[begin RECORDS]

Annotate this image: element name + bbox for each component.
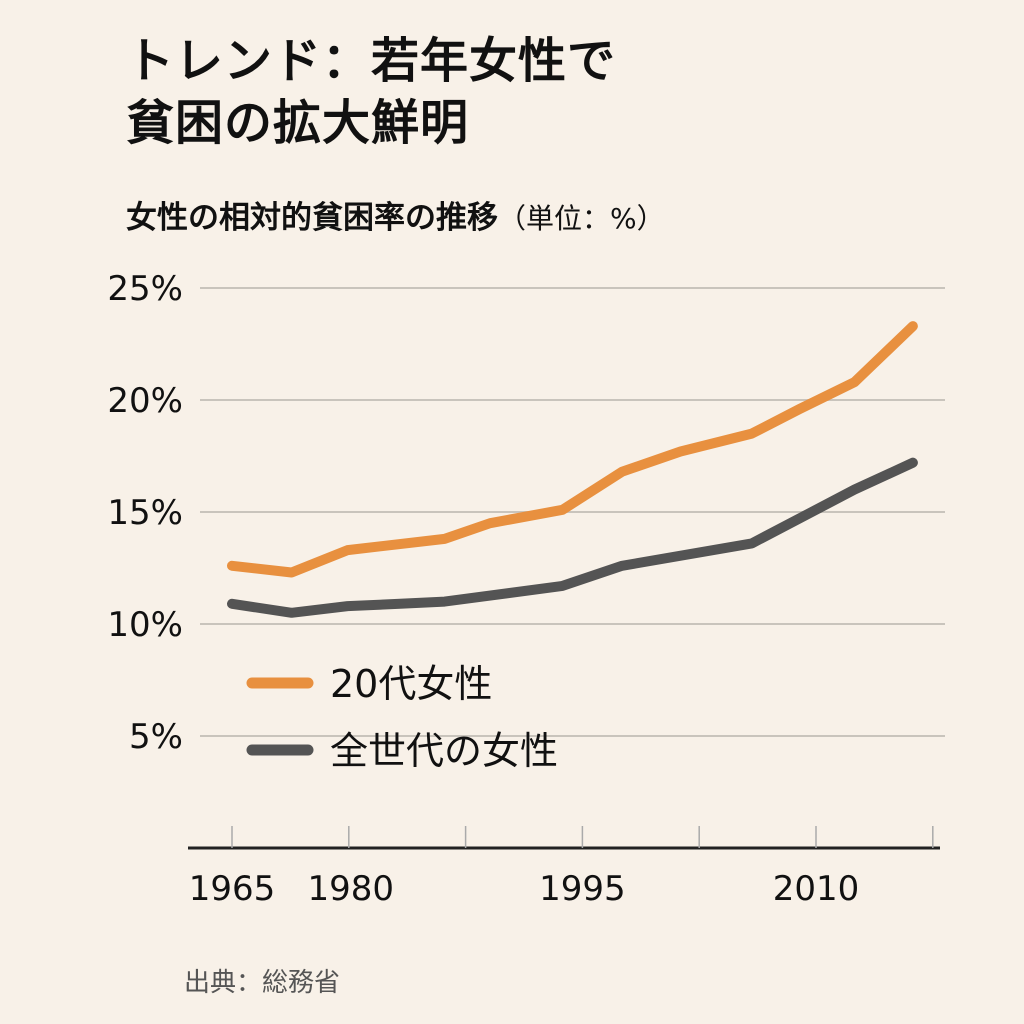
legend-label: 全世代の女性 bbox=[330, 729, 558, 773]
x-tick-label: 1965 bbox=[189, 869, 276, 909]
y-tick-label: 5% bbox=[129, 717, 183, 757]
x-tick-label: 2010 bbox=[773, 869, 860, 909]
legend-label: 20代女性 bbox=[330, 662, 492, 706]
title-line-1: トレンド：若年女性で bbox=[126, 33, 617, 89]
x-tick-label: 1995 bbox=[539, 869, 626, 909]
series-line-1 bbox=[227, 457, 918, 618]
x-tick-label: 1980 bbox=[308, 869, 395, 909]
y-tick-label: 20% bbox=[107, 381, 183, 421]
y-tick-label: 25% bbox=[107, 269, 183, 309]
y-tick-label: 10% bbox=[107, 605, 183, 645]
y-tick-label: 15% bbox=[107, 493, 183, 533]
chart-subtitle: 女性の相対的貧困率の推移（単位：%） bbox=[126, 192, 665, 237]
chart-title: トレンド：若年女性で 貧困の拡大鮮明 bbox=[126, 30, 616, 154]
subtitle-unit: （単位：%） bbox=[498, 202, 665, 235]
series-line-0 bbox=[227, 321, 918, 578]
title-line-2: 貧困の拡大鮮明 bbox=[126, 95, 470, 151]
source-note: 出典：総務省 bbox=[184, 968, 341, 998]
subtitle-text: 女性の相対的貧困率の推移 bbox=[126, 200, 498, 236]
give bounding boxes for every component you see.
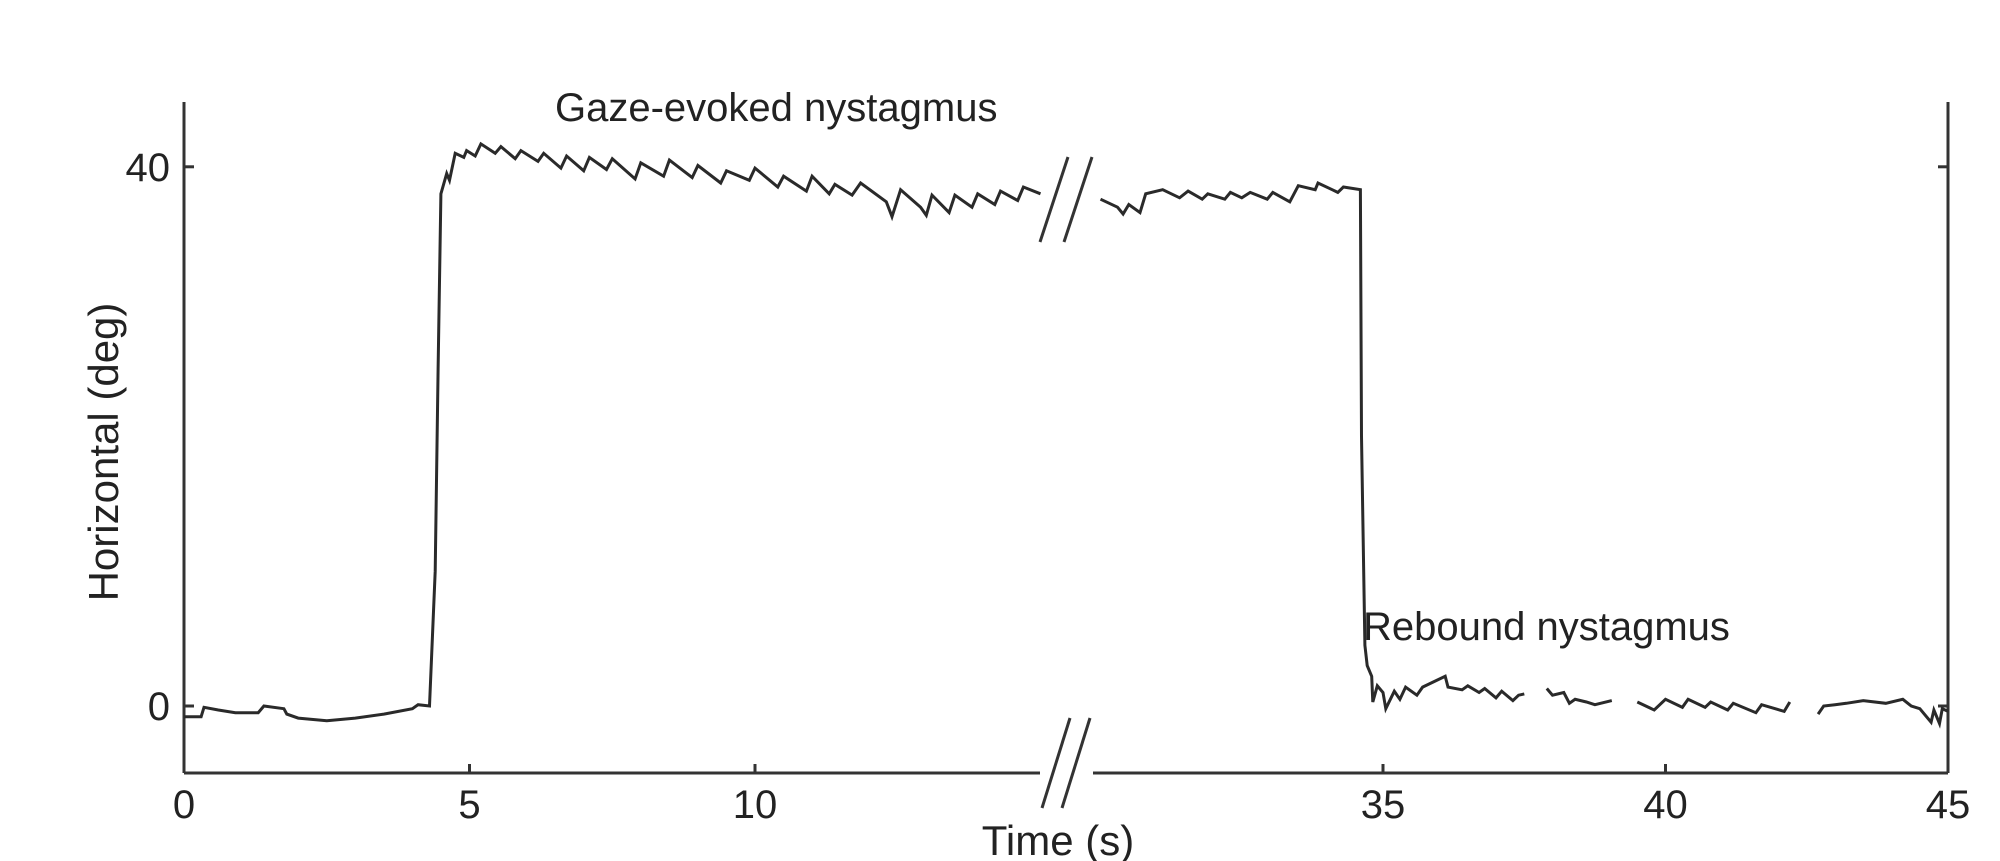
ticks bbox=[182, 165, 1950, 773]
annotation-rebound: Rebound nystagmus bbox=[1363, 605, 1730, 649]
x-tick-label: 0 bbox=[173, 783, 195, 827]
x-tick-label: 10 bbox=[733, 783, 778, 827]
y-axis-label: Horizontal (deg) bbox=[80, 303, 127, 602]
annotation-gaze-evoked: Gaze-evoked nystagmus bbox=[555, 86, 997, 130]
x-axis-label: Time (s) bbox=[982, 817, 1134, 861]
y-tick-label: 40 bbox=[126, 146, 171, 190]
trace-segment bbox=[184, 141, 1042, 723]
axis-break-bottom bbox=[1040, 717, 1092, 809]
axis-break-top bbox=[1038, 156, 1094, 243]
trace-segment bbox=[1636, 697, 1792, 715]
x-tick-label: 5 bbox=[458, 783, 480, 827]
x-tick-label: 35 bbox=[1361, 783, 1406, 827]
trace-segment bbox=[1545, 687, 1613, 707]
x-tick-label: 45 bbox=[1926, 783, 1971, 827]
y-tick-label: 0 bbox=[148, 685, 170, 729]
trace-segment bbox=[1099, 180, 1525, 714]
tick-labels: 0 5 10 35 40 45 0 40 bbox=[126, 146, 1971, 827]
trace-segment bbox=[1816, 697, 1949, 729]
x-tick-label: 40 bbox=[1643, 783, 1688, 827]
data-series bbox=[184, 141, 1949, 729]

[end RECORDS]

*STATED PROBLEM*
Render every line of the records above as a Markdown table with two columns, Row and Entry, numbering the rows in order and skipping blank lines. Leave the pictures out.

*WORKED ANSWER*
| Row | Entry |
|---|---|
| 1 | Annotate this image: element name + bbox for each component. |
| 2 | legend-label: 全世代の女性 bbox=[330, 729, 558, 773] |
| 3 | x-tick-label: 1965 bbox=[189, 869, 276, 909] |
| 4 | y-tick-label: 5% bbox=[129, 717, 183, 757] |
| 5 | x-tick-label: 2010 bbox=[773, 869, 860, 909] |
| 6 | legend-label: 20代女性 bbox=[330, 662, 492, 706] |
| 7 | title-line-1: トレンド：若年女性で bbox=[126, 33, 617, 89] |
| 8 | x-tick-label: 1995 bbox=[539, 869, 626, 909] |
| 9 | series-line-1 bbox=[227, 457, 918, 618] |
| 10 | x-tick-label: 1980 bbox=[308, 869, 395, 909] |
| 11 | y-tick-label: 20% bbox=[107, 381, 183, 421] |
| 12 | y-tick-label: 25% bbox=[107, 269, 183, 309] |
| 13 | y-tick-label: 10% bbox=[107, 605, 183, 645] |
| 14 | y-tick-label: 15% bbox=[107, 493, 183, 533] |
| 15 | chart-subtitle: 女性の相対的貧困率の推移（単位：%） bbox=[126, 192, 665, 237] |
| 16 | chart-title: トレンド：若年女性で 貧困の拡大鮮明 bbox=[126, 30, 616, 154] |
| 17 | subtitle-unit: （単位：%） bbox=[498, 202, 665, 235] |
| 18 | series-line-0 bbox=[227, 321, 918, 578] |
| 19 | title-line-2: 貧困の拡大鮮明 bbox=[126, 95, 470, 151] |
| 20 | source-note: 出典：総務省 bbox=[184, 968, 341, 998] |
| 21 | subtitle-text: 女性の相対的貧困率の推移 bbox=[126, 200, 498, 236] |
| 22 | give bounding boxes for every component you see. |
| 23 | ticks bbox=[182, 165, 1950, 773] |
| 24 | annotation-rebound: Rebound nystagmus bbox=[1363, 605, 1730, 649] |
| 25 | x-tick-label: 0 bbox=[173, 783, 195, 827] |
| 26 | x-tick-label: 10 bbox=[733, 783, 778, 827] |
| 27 | y-axis-label: Horizontal (deg) bbox=[80, 303, 127, 602] |
| 28 | annotation-gaze-evoked: Gaze-evoked nystagmus bbox=[555, 86, 997, 130] |
| 29 | x-axis-label: Time (s) bbox=[982, 817, 1134, 861] |
| 30 | y-tick-label: 40 bbox=[126, 146, 171, 190] |
| 31 | trace-segment bbox=[184, 141, 1042, 723] |
| 32 | axis-break-bottom bbox=[1040, 717, 1092, 809] |
| 33 | axis-break-top bbox=[1038, 156, 1094, 243] |
| 34 | trace-segment bbox=[1636, 697, 1792, 715] |
| 35 | x-tick-label: 5 bbox=[458, 783, 480, 827] |
| 36 | x-tick-label: 35 bbox=[1361, 783, 1406, 827] |
| 37 | trace-segment bbox=[1545, 687, 1613, 707] |
| 38 | x-tick-label: 45 bbox=[1926, 783, 1971, 827] |
| 39 | y-tick-label: 0 bbox=[148, 685, 170, 729] |
| 40 | trace-segment bbox=[1099, 180, 1525, 714] |
| 41 | tick-labels: 0 5 10 35 40 45 0 40 bbox=[126, 146, 1971, 827] |
| 42 | trace-segment bbox=[1816, 697, 1949, 729] |
| 43 | x-tick-label: 40 bbox=[1643, 783, 1688, 827] |
| 44 | data-series bbox=[184, 141, 1949, 729] |